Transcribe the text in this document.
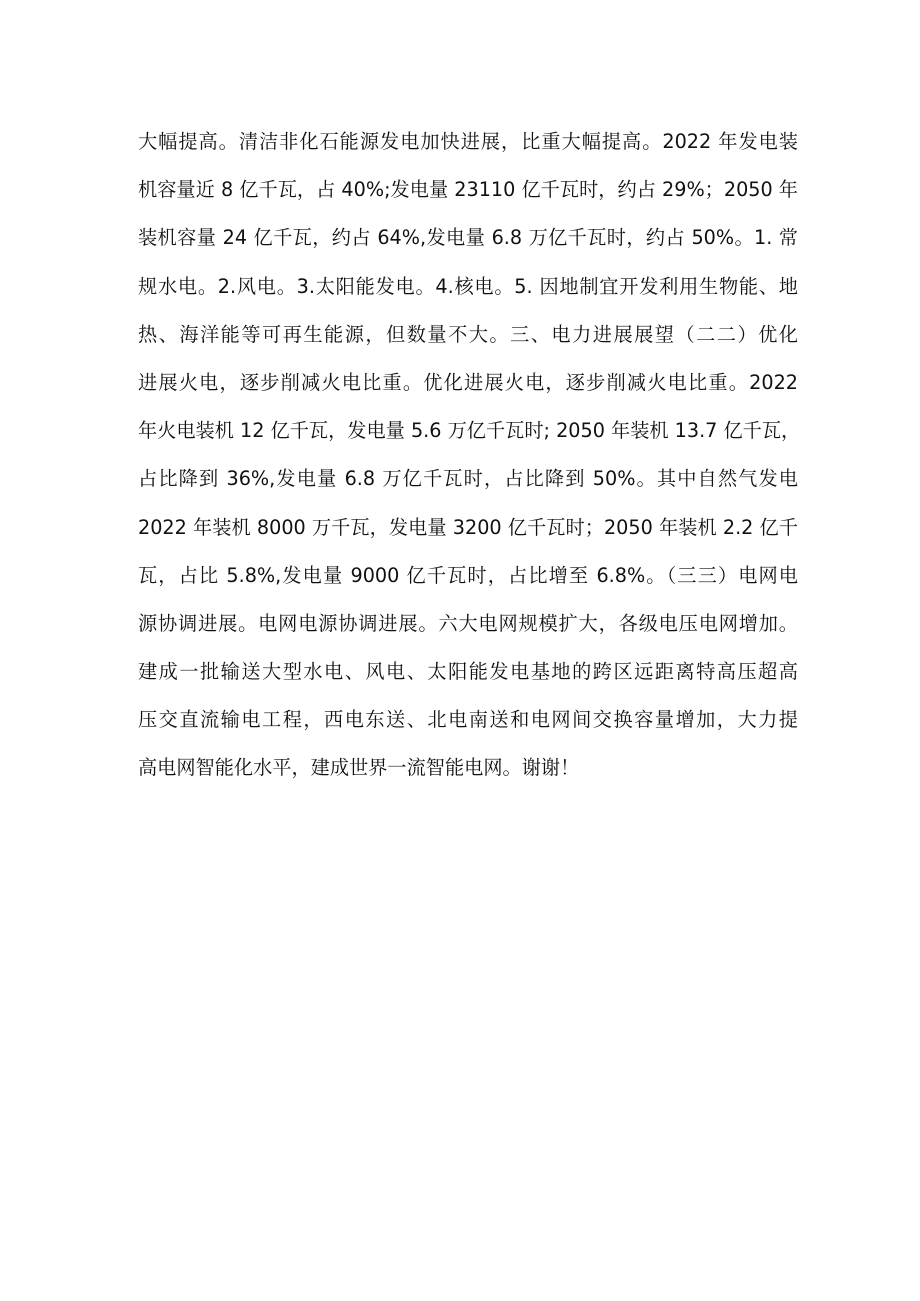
大幅提高。清洁非化石能源发电加快进展，比重大幅提高。2022 年发电装
机容量近 8 亿千瓦，占 40%;发电量 23110 亿千瓦时，约占 29%；2050 年
装机容量 24 亿千瓦，约占 64%,发电量 6.8 万亿千瓦时，约占 50%。1. 常
规水电。2.风电。3.太阳能发电。4.核电。5. 因地制宜开发利用生物能、地
热、海洋能等可再生能源，但数量不大。三、电力进展展望（二二）优化
进展火电，逐步削减火电比重。优化进展火电，逐步削减火电比重。2022
年火电装机 12 亿千瓦，发电量 5.6 万亿千瓦时; 2050 年装机 13.7 亿千瓦，
占比降到 36%,发电量 6.8 万亿千瓦时，占比降到 50%。其中自然气发电
2022 年装机 8000 万千瓦，发电量 3200 亿千瓦时；2050 年装机 2.2 亿千
瓦，占比 5.8%,发电量 9000 亿千瓦时，占比增至 6.8%。（三三）电网电
源协调进展。电网电源协调进展。六大电网规模扩大，各级电压电网增加。
建成一批输送大型水电、风电、太阳能发电基地的跨区远距离特高压超高
压交直流输电工程，西电东送、北电南送和电网间交换容量增加，大力提
高电网智能化水平，建成世界一流智能电网。谢谢！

====

* Brief: Report how many lines of the data hold the string "万亿千瓦时"; give only the number.

* Result for this task: 3